(Data records)
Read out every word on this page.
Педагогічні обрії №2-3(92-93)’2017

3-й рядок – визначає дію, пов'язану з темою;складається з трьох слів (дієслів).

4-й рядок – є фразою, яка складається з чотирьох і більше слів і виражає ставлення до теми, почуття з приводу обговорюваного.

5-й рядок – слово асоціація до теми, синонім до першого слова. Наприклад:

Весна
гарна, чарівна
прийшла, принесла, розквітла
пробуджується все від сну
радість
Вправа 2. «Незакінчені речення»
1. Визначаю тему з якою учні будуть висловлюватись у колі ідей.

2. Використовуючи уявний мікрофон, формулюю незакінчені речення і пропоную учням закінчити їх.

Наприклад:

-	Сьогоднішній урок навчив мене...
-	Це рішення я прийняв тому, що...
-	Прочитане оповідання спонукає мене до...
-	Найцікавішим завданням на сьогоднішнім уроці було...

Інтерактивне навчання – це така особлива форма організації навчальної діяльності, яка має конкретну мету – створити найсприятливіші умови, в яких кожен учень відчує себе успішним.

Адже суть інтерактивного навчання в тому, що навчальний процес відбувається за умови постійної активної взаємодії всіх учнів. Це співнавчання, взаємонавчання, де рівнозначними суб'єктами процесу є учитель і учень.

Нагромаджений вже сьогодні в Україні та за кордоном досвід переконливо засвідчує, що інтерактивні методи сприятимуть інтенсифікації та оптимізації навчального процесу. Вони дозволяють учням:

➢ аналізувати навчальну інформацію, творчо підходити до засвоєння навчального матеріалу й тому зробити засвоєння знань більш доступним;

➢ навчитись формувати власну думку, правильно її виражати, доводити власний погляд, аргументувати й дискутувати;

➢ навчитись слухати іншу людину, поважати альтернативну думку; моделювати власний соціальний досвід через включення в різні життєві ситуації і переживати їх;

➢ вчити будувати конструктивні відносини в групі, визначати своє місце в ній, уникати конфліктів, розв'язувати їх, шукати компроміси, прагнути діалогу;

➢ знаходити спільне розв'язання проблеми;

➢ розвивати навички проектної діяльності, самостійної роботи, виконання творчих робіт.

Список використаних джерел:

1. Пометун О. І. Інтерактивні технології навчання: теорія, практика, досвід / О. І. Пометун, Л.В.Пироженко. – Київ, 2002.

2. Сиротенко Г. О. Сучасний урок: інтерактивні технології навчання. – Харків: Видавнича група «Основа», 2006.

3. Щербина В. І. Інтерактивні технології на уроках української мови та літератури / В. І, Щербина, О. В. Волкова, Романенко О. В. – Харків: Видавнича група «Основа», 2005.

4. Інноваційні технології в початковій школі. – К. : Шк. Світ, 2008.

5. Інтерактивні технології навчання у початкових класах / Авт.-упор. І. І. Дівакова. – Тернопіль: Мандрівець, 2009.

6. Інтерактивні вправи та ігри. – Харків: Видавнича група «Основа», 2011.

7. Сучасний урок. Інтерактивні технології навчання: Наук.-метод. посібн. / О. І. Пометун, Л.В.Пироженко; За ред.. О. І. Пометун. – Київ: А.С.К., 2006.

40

- OBJECTIVE:
Return every line holding the word "власний" from the records.

- RESPONSE BELOW:
➢ навчитись формувати власну думку, правильно її виражати, доводити власний погляд, аргументувати й дискутувати;
➢ навчитись слухати іншу людину, поважати альтернативну думку; моделювати власний соціальний досвід через включення в різні життєві ситуації і переживати їх;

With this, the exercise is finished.